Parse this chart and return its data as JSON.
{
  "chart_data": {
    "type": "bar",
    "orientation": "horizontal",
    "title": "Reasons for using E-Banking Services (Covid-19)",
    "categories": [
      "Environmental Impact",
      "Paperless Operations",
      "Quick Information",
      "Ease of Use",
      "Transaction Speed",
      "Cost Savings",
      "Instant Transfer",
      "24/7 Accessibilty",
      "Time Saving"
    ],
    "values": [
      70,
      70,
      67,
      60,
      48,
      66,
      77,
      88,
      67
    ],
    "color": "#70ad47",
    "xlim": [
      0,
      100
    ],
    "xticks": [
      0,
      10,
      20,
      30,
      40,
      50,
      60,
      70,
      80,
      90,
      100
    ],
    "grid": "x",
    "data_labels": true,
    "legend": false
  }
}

STATED PROBLEM:
The data above must be returned in full, exactly as written.

WRITTEN RESPONSE:
Parse this chart and return its data as JSON.
{
  "chart_data": {
    "type": "bar",
    "orientation": "horizontal",
    "title": "Reasons for using E-Banking Services (Covid-19)",
    "categories": [
      "Environmental Impact",
      "Paperless Operations",
      "Quick Information",
      "Ease of Use",
      "Transaction Speed",
      "Cost Savings",
      "Instant Transfer",
      "24/7 Accessibilty",
      "Time Saving"
    ],
    "values": [
      70,
      70,
      67,
      60,
      48,
      66,
      77,
      88,
      67
    ],
    "color": "#70ad47",
    "xlim": [
      0,
      100
    ],
    "xticks": [
      0,
      10,
      20,
      30,
      40,
      50,
      60,
      70,
      80,
      90,
      100
    ],
    "grid": "x",
    "data_labels": true,
    "legend": false
  }
}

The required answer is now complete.